■ **Written problem**
Can you transcribe every entry word for word, skipping the images?
-- Begin --
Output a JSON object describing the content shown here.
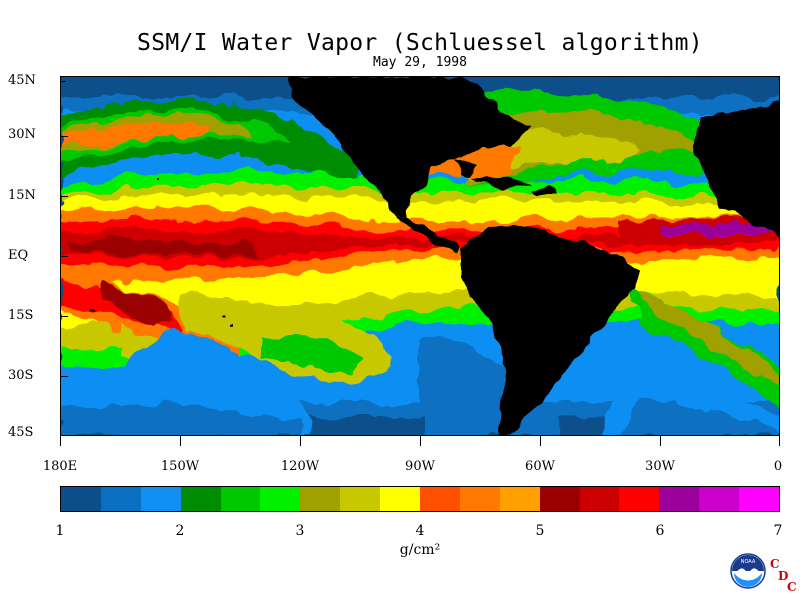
{
  "title": "SSM/I Water Vapor (Schluessel algorithm)",
  "subtitle": "May 29, 1998",
  "lat_labels": [
    "45N",
    "30N",
    "15N",
    "EQ",
    "15S",
    "30S",
    "45S"
  ],
  "lon_labels": [
    "180E",
    "150W",
    "120W",
    "90W",
    "60W",
    "30W",
    "0"
  ],
  "colorbar": {
    "colors": [
      "#0b4f8a",
      "#0a6fc0",
      "#108ef2",
      "#008c00",
      "#00c800",
      "#00f000",
      "#a0a000",
      "#c8c800",
      "#ffff00",
      "#ff5000",
      "#ff7800",
      "#ffa000",
      "#9a0000",
      "#cc0000",
      "#ff0000",
      "#9a009a",
      "#cc00cc",
      "#ff00ff"
    ],
    "tick_labels": [
      "1",
      "2",
      "3",
      "4",
      "5",
      "6",
      "7"
    ],
    "unit": "g/cm²"
  },
  "logo": {
    "icon": "noaa-logo-icon",
    "text": "NOAA",
    "cdc_letters": [
      "C",
      "D",
      "C"
    ]
  }
}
-- End --
■ **Task solution**
Output a JSON object describing the content shown here.
{
  "title": "SSM/I Water Vapor (Schluessel algorithm)",
  "subtitle": "May 29, 1998",
  "lat_labels": [
    "45N",
    "30N",
    "15N",
    "EQ",
    "15S",
    "30S",
    "45S"
  ],
  "lon_labels": [
    "180E",
    "150W",
    "120W",
    "90W",
    "60W",
    "30W",
    "0"
  ],
  "colorbar": {
    "colors": [
      "#0b4f8a",
      "#0a6fc0",
      "#108ef2",
      "#008c00",
      "#00c800",
      "#00f000",
      "#a0a000",
      "#c8c800",
      "#ffff00",
      "#ff5000",
      "#ff7800",
      "#ffa000",
      "#9a0000",
      "#cc0000",
      "#ff0000",
      "#9a009a",
      "#cc00cc",
      "#ff00ff"
    ],
    "tick_labels": [
      "1",
      "2",
      "3",
      "4",
      "5",
      "6",
      "7"
    ],
    "unit": "g/cm²"
  },
  "logo": {
    "icon": "noaa-logo-icon",
    "text": "NOAA",
    "cdc_letters": [
      "C",
      "D",
      "C"
    ]
  }
}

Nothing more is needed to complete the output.